Text for analysis:
Politicizing the Bible: The Roots of Historical Criticism and the Secularization of Scripture (1300 - 1700), by Scott W. Hahn and Benjamin Wiker (New York, NY: Herder & Herder Books, 2013)
and
The Death of Scripture and the Rise of Biblical Studies, by Michael C. Legaspi (Oxford University Press, 2010).
When Rudolf Bultmann, for example, argued that Jesus was not only not the Christ, but that he did not even believe himself to be the Christ, this was not a scientific conclusion that we are bound to accept unless we wish to be anti-intellectual and deny reality. This was the expression of Bultmann's opinions, cloaked in scholarly bluster in order to make it sound scientific. His opinions were not based on any hard evidence or undeniable facts whatsoever. This is true of quite a bit of what passes for Biblical scholarship today.

Having said all of that, I would never suggest that Orthodox scholars or clergy should not be familiar with such scholarship. In fact, I think it is very important that they be familiar with it, but like the Methodist theologian Thomas Oden, I would encourage them to apply the same hermeneutic of suspicion to that scholarship, which its practitioners so love to apply to Scripture. As Oden observes:
"Scripture criticism is more firmly captive today to its modern (naturalistic, narcissistic, individualistic) Zeitgeist than Augustinianism ever was to Platonism or Thomism to Aristotelianism. Trapped in modern prejudices against pre-modern forms of consciousness, reductionistic exegesis has proved to be just as prone to speculation as were the extremist forms of Gnosticism and as uncritical of its own presuppositions as supralapsarian Protestant scholasticism" (Agenda for Theology: After Modernity What? (Grand Rapids: Zondervan, 1990) p. 111).
 “We violate a primary ethical demand upon historical study if we impose upon a set of documents presuppositions congenial to us and then borrow from the canonical prestige of the documents by claiming that it corresponds with our favored predisposition. That lacks honesty. The modern attempt to study Christ has done this repeatedly. The text has often become a mirror of ideological interest: Kant’s Christ becomes a strained exposition of the categorical imperative; Hegel’s Christ looks like a shadow-image of the Hegelian dialectic. Schleiermacher’s Christ is a reflection of the awkward mating of pietism and romanticism; Strauss’s Christ is neatly weeded of all supernatural referents. Harnack’s portrait of Christ looks exactly like that of a late nineteenth-century German liberal idealist; and Tillich’s Christ is a dehistorical existential idea of being that participates in estrangement without being estranged…. The historical biblical critic was “not nearly so interested in being changed by his reading of the Bible, as in changing the way that the Bible was read in order to confirm it to the modern spirit”” (The Word of Life: Systematic Theology Volume Two, (New York: Harper & Row, 1989), p. 224f).

Work to complete: Extend the piece above on modern biblical scholarship with a few more paragraphs, starting after its closing quotation from Oden.

Extracted records:
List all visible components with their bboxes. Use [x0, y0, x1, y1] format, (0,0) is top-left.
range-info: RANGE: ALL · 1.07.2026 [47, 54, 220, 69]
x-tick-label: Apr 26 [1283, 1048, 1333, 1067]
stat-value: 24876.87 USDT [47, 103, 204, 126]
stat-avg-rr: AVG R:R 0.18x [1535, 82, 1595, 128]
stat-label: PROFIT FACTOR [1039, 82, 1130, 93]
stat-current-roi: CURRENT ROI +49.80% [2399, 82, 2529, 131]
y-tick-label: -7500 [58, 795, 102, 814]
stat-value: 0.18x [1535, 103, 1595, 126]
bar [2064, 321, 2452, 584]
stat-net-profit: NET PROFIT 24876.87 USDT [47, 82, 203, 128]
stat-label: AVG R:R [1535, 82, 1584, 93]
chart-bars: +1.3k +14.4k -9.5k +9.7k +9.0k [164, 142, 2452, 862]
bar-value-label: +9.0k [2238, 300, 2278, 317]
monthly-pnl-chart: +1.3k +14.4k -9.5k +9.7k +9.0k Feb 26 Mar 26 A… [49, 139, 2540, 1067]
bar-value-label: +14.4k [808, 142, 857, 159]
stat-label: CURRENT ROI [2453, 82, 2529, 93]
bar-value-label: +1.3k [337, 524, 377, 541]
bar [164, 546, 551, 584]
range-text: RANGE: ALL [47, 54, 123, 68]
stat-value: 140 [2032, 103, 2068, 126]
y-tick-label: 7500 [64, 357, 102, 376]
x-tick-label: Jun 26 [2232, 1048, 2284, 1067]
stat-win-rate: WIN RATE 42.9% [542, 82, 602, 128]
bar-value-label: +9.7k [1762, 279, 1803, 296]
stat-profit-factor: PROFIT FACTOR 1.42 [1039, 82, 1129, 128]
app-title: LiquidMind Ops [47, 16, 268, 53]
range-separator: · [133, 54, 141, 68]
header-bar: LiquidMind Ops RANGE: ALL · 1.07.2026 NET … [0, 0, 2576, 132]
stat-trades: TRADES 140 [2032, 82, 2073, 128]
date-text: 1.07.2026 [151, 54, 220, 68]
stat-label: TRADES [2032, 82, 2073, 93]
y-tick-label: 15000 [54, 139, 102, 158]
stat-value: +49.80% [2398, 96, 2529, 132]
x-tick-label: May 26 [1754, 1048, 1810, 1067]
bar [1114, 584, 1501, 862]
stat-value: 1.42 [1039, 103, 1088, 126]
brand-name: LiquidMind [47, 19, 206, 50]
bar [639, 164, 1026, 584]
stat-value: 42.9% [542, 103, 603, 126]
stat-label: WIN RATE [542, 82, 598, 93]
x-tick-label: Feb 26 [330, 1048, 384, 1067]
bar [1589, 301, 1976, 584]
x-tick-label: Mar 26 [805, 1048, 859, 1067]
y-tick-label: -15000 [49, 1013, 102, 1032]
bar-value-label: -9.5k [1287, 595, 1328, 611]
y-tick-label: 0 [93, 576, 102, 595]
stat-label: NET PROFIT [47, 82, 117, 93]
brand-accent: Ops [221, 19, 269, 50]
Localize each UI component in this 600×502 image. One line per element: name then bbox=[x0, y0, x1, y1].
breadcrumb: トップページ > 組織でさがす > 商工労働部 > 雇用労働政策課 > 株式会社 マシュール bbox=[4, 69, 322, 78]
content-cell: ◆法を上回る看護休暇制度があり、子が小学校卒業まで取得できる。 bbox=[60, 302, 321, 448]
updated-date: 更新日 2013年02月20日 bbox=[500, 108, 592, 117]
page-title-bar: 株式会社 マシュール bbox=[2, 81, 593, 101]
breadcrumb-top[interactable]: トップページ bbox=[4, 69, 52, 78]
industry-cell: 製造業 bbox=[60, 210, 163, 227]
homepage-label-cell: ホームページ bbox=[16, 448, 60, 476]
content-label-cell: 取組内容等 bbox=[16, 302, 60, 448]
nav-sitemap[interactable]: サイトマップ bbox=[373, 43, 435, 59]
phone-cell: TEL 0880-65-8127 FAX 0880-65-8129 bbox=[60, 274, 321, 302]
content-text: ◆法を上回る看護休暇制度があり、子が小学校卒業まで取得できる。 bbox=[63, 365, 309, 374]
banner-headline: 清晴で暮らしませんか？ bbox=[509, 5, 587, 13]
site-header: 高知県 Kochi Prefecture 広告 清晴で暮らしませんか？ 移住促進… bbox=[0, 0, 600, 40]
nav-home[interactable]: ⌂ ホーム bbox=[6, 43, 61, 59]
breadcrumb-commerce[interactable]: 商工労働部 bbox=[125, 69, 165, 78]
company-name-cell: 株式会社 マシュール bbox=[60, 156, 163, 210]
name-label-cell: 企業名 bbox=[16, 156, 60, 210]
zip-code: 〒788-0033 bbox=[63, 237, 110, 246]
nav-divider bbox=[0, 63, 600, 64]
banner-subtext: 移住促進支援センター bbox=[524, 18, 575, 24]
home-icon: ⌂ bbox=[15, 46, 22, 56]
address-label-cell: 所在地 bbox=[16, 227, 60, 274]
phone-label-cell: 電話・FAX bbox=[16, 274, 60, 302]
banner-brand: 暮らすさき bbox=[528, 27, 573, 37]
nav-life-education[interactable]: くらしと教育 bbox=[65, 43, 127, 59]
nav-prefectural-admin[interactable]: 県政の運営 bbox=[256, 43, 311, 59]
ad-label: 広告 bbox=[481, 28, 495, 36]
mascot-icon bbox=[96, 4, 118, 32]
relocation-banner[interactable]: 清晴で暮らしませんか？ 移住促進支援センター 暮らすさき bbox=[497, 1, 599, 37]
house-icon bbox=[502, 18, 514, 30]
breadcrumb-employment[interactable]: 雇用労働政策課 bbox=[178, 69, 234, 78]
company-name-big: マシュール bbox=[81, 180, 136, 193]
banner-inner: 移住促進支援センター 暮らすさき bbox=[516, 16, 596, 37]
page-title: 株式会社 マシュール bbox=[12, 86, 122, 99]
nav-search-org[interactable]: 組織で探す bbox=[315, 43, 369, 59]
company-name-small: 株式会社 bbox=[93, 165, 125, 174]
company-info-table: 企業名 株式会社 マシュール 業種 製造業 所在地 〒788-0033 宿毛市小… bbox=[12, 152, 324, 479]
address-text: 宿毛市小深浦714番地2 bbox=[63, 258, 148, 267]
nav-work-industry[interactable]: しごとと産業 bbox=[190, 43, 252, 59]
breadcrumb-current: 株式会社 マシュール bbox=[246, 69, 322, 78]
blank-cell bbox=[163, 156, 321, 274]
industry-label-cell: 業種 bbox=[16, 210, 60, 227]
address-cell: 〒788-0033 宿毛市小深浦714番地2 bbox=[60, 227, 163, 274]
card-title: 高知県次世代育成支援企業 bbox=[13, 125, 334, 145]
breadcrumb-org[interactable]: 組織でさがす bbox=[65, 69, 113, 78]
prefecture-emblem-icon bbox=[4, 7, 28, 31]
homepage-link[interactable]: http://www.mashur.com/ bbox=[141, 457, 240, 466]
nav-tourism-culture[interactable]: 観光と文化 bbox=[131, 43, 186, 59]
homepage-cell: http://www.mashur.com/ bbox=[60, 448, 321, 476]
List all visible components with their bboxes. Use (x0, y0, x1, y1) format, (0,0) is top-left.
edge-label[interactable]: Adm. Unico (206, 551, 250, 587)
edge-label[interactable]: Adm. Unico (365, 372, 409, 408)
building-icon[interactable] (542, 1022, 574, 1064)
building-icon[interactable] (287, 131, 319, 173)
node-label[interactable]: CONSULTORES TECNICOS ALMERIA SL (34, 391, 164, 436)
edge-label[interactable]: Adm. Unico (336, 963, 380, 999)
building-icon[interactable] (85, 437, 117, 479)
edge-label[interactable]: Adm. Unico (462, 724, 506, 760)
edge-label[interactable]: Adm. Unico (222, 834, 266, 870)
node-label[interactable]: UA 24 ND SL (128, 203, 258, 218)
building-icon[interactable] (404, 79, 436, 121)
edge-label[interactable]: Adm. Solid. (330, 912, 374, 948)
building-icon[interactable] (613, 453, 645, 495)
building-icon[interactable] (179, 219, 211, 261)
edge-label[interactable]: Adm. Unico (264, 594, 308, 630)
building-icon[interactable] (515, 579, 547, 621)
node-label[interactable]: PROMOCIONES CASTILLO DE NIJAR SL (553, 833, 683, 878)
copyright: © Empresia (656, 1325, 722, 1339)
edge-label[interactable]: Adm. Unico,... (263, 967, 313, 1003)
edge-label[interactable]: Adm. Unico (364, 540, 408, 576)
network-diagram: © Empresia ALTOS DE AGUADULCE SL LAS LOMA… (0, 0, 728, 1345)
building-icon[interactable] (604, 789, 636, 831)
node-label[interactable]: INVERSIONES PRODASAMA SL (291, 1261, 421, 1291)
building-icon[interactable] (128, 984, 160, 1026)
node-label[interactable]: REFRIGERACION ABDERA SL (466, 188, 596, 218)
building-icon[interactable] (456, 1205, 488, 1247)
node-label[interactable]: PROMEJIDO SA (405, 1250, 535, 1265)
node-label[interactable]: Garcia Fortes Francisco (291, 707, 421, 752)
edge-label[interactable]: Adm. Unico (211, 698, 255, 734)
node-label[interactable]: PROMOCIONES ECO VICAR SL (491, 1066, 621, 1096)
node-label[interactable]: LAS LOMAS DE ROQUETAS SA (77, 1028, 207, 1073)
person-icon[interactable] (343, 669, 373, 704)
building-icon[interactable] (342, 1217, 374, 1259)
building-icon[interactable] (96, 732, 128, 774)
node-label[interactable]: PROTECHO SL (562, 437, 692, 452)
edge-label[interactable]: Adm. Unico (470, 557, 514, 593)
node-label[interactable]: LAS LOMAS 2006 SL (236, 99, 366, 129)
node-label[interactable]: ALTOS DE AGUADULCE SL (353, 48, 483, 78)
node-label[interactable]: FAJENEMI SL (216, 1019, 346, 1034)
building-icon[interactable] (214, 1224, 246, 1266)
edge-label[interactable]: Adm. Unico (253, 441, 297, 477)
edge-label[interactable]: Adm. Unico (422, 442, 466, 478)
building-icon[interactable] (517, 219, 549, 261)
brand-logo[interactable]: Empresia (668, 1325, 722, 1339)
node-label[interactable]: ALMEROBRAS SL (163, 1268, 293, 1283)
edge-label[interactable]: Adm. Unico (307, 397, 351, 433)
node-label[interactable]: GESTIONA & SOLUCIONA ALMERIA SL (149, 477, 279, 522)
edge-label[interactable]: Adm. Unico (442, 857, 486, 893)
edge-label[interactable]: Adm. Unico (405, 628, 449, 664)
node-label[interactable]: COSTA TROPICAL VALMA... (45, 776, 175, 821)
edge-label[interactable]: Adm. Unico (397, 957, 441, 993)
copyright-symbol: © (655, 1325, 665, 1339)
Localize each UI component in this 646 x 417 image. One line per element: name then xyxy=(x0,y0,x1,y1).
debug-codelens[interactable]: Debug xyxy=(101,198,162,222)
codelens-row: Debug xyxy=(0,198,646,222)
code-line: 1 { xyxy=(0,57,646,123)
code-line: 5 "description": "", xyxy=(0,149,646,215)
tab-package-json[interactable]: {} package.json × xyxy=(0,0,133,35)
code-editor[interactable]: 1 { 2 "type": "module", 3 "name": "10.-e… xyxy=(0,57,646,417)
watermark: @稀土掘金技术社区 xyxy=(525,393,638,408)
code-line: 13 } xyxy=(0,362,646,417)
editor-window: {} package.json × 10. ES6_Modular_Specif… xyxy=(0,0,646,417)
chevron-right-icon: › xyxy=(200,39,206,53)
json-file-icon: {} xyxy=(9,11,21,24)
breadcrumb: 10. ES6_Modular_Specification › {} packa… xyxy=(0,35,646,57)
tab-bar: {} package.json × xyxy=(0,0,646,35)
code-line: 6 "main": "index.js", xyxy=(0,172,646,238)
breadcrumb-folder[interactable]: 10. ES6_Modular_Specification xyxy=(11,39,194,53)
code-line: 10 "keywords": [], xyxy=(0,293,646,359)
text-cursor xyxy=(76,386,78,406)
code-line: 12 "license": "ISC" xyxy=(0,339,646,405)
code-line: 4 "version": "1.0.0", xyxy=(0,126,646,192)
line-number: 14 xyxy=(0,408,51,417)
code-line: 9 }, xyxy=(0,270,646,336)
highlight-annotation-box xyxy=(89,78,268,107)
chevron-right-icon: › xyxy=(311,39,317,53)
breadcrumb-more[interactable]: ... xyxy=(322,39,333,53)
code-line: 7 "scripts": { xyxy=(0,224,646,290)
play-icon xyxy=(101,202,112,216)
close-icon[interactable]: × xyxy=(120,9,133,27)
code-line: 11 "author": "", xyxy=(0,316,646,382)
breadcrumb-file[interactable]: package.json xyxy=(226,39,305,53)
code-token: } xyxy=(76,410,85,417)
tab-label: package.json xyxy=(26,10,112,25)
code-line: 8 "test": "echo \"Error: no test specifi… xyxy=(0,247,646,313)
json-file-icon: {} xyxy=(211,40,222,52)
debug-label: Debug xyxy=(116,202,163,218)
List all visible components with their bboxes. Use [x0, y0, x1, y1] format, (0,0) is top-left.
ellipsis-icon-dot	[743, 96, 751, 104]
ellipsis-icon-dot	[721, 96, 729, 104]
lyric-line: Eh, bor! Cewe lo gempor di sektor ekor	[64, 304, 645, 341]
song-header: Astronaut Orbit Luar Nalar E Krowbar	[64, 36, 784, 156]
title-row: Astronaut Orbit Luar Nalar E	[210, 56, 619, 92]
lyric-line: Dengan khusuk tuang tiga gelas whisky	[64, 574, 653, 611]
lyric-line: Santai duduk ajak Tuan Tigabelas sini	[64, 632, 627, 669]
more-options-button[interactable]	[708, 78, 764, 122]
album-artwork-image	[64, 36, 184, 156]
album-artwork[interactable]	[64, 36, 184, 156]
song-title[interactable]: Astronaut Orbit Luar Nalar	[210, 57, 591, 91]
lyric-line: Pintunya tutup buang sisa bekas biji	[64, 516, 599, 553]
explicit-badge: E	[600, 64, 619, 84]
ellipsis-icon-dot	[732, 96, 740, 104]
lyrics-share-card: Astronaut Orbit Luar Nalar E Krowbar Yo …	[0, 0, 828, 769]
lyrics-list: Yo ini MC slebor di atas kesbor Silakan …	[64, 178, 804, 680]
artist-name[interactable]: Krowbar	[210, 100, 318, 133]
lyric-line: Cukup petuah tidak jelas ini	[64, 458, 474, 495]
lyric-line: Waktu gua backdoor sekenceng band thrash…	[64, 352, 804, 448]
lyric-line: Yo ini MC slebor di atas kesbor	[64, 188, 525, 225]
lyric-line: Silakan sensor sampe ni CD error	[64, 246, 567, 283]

Written answer:
"Historical biblical criticism has been allied with polemical concerns since its eighteenth century inception as an ideological agent of "Enlightenment." It has expressed a determined interest from the beginning in discrediting not merely the authority of Scripture, but authority in general -- all authority as such. Just read the biographies of Reimarus, Rousseau, Lessing, Strauss, Feuerbach, and of course Nietzsche (cf. Jacques Derrida, The Ear of the Other). It has operated especially as a partisan "ideology for the demystification of religious tradition"... It is astutely described as the strike force of modernity, "the Wehrmacht of the liberal Church"... The hermeneutic of suspicion has been safely applied to the history of Jesus but not to the history of the historians. It is now time for the tables to turn. The hermeneutic of suspicion must be fairly and prudently applied to the critical movement itself... One obvious neglected arena is the social location of the quasi-Marxist critics of the social location of classic Christianity, who hold comfortable chairs in rutted, tenured tracks. These writers have focused upon the analysis of the social location of the writers and interpreters of Scripture. Yet that principle awaits now to be turned upon the social prejudices of the "knowledge elite" -- a guild of scholars asserting their interest in the privileged setting of the modern university" (Ibid., p. 225f).
Patristic Inerrancy

GD never offers any citations of anyone who actually asserts that the fathers of the Church were inerrant and always agreed. Again, we are expected to trust the accuracy of his caricature, but I for one do not. I have never read a single writer who has ever asserted such a thing. We certainly do believe that the Church itself is inerrant, and St. Cyprian of Carthage (who was martyred in 258 a.d.) clearly taught this, as has the Church ever since. No individual father is inerrant, but the consensus of the Fathers is... and we find this consensus most clearly expressed in the decisions of the Ecumenical Councils.

Fr. George Florovsky observed:
"The teaching authority of the Ecumenical Councils is grounded in the infallibility of the Church. The ultimate "authority" is vested in the Church, which is forever the Pillar and the Foundation of Truth" (The Byzantine Fathers of the Fifth Century).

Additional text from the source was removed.